>>>>>
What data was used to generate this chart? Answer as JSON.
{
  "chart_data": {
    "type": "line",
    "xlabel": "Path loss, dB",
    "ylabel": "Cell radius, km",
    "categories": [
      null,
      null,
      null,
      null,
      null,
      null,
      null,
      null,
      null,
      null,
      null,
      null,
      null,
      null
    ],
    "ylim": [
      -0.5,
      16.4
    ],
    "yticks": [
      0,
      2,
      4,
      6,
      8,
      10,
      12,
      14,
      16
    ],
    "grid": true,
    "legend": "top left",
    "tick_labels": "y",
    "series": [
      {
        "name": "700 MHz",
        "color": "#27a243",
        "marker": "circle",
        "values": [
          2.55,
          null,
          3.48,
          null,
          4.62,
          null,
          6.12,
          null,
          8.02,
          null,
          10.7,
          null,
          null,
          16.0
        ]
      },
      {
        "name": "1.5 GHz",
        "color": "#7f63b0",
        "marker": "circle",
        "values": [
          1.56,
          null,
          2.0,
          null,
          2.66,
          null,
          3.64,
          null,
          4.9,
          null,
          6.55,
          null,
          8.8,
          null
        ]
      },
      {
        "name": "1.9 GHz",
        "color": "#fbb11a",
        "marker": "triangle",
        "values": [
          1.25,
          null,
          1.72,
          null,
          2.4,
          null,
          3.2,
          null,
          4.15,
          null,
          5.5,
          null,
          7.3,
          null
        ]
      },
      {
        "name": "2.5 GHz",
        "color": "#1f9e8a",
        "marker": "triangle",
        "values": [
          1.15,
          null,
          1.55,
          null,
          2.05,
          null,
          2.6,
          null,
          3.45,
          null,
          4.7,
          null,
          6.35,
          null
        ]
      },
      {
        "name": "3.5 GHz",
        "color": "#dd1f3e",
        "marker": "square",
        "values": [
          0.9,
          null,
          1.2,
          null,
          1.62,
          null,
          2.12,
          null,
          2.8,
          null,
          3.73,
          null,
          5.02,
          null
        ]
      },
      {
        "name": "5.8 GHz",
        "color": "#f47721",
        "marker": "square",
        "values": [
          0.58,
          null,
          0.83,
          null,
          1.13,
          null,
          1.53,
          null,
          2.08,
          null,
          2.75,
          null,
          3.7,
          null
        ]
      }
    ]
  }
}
<<<<<
From the entries above, copy each line holding "name".

Task response:
        "name": "700 MHz",
        "name": "1.5 GHz",
        "name": "1.9 GHz",
        "name": "2.5 GHz",
        "name": "3.5 GHz",
        "name": "5.8 GHz",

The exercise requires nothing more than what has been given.